>> start INPUT DATA

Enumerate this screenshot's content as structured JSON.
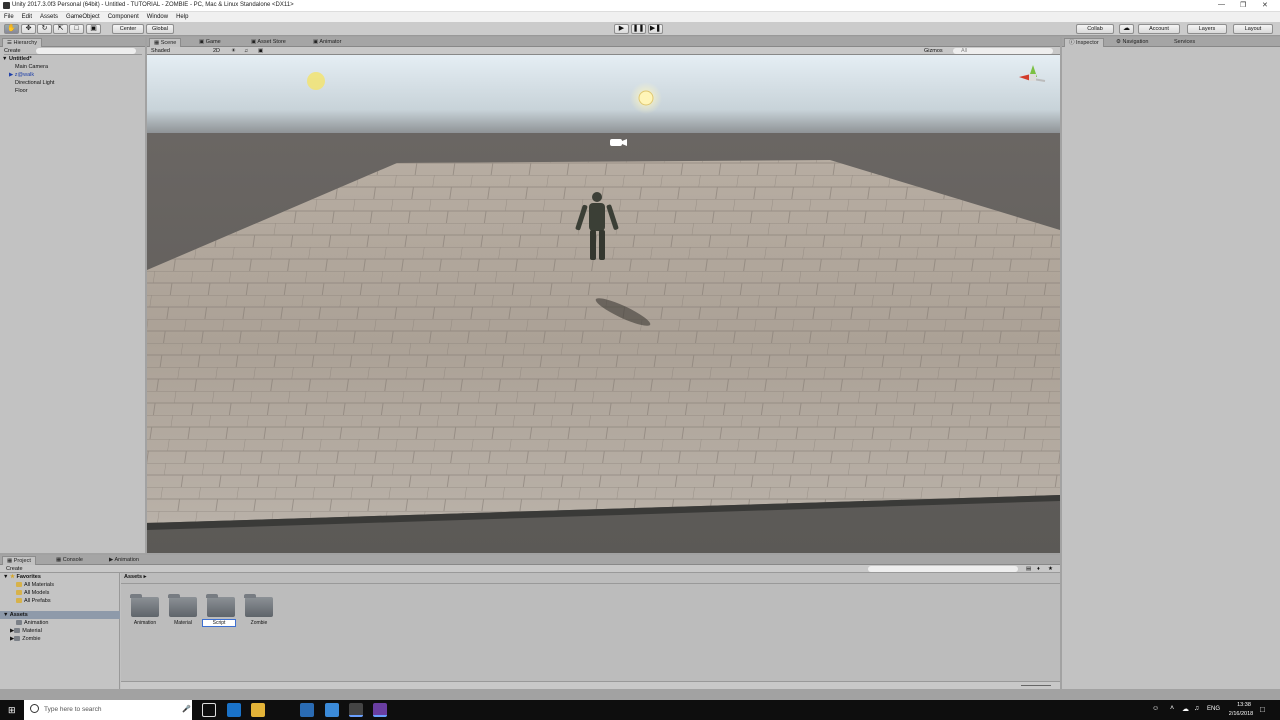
{
  "window": {
    "title": "Unity 2017.3.0f3 Personal (64bit) - Untitled - TUTORIAL - ZOMBIE - PC, Mac & Linux Standalone <DX11>"
  },
  "menu": [
    "File",
    "Edit",
    "Assets",
    "GameObject",
    "Component",
    "Window",
    "Help"
  ],
  "toolbar": {
    "pivot": "Center",
    "space": "Global",
    "collab": "Collab",
    "account": "Account",
    "layers": "Layers",
    "layout": "Layout"
  },
  "hierarchy": {
    "tab": "Hierarchy",
    "create": "Create",
    "scene": "Untitled*",
    "items": [
      "Main Camera",
      "z@walk",
      "Directional Light",
      "Floor"
    ]
  },
  "scene_tabs": [
    "Scene",
    "Game",
    "Asset Store",
    "Animator"
  ],
  "scene_toolbar": {
    "shading": "Shaded",
    "mode2d": "2D",
    "gizmos": "Gizmos",
    "search": "All"
  },
  "inspector_tabs": [
    "Inspector",
    "Navigation",
    "Services"
  ],
  "project": {
    "tabs": [
      "Project",
      "Console",
      "Animation"
    ],
    "create": "Create",
    "favorites": "Favorites",
    "favorite_items": [
      "All Materials",
      "All Models",
      "All Prefabs"
    ],
    "assets_root": "Assets",
    "asset_folders": [
      "Animation",
      "Material",
      "Zombie"
    ],
    "breadcrumb": "Assets",
    "folders": [
      "Animation",
      "Material",
      "Script",
      "Zombie"
    ]
  },
  "taskbar": {
    "search_placeholder": "Type here to search",
    "lang": "ENG",
    "time": "13:38",
    "date": "2/16/2018"
  },
  "colors": {
    "accent": "#3d6fd1",
    "sky_top": "#e4edf3",
    "ground": "#5c5a57"
  }
}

>> end INPUT DATA

__AIM__
Excluding the pictures, reproduce every entry exactly as given.

__RIGHT ANSWER__
Enumerate this screenshot's content as structured JSON.
{
  "window": {
    "title": "Unity 2017.3.0f3 Personal (64bit) - Untitled - TUTORIAL - ZOMBIE - PC, Mac & Linux Standalone <DX11>"
  },
  "menu": [
    "File",
    "Edit",
    "Assets",
    "GameObject",
    "Component",
    "Window",
    "Help"
  ],
  "toolbar": {
    "pivot": "Center",
    "space": "Global",
    "collab": "Collab",
    "account": "Account",
    "layers": "Layers",
    "layout": "Layout"
  },
  "hierarchy": {
    "tab": "Hierarchy",
    "create": "Create",
    "scene": "Untitled*",
    "items": [
      "Main Camera",
      "z@walk",
      "Directional Light",
      "Floor"
    ]
  },
  "scene_tabs": [
    "Scene",
    "Game",
    "Asset Store",
    "Animator"
  ],
  "scene_toolbar": {
    "shading": "Shaded",
    "mode2d": "2D",
    "gizmos": "Gizmos",
    "search": "All"
  },
  "inspector_tabs": [
    "Inspector",
    "Navigation",
    "Services"
  ],
  "project": {
    "tabs": [
      "Project",
      "Console",
      "Animation"
    ],
    "create": "Create",
    "favorites": "Favorites",
    "favorite_items": [
      "All Materials",
      "All Models",
      "All Prefabs"
    ],
    "assets_root": "Assets",
    "asset_folders": [
      "Animation",
      "Material",
      "Zombie"
    ],
    "breadcrumb": "Assets",
    "folders": [
      "Animation",
      "Material",
      "Script",
      "Zombie"
    ]
  },
  "taskbar": {
    "search_placeholder": "Type here to search",
    "lang": "ENG",
    "time": "13:38",
    "date": "2/16/2018"
  },
  "colors": {
    "accent": "#3d6fd1",
    "sky_top": "#e4edf3",
    "ground": "#5c5a57"
  }
}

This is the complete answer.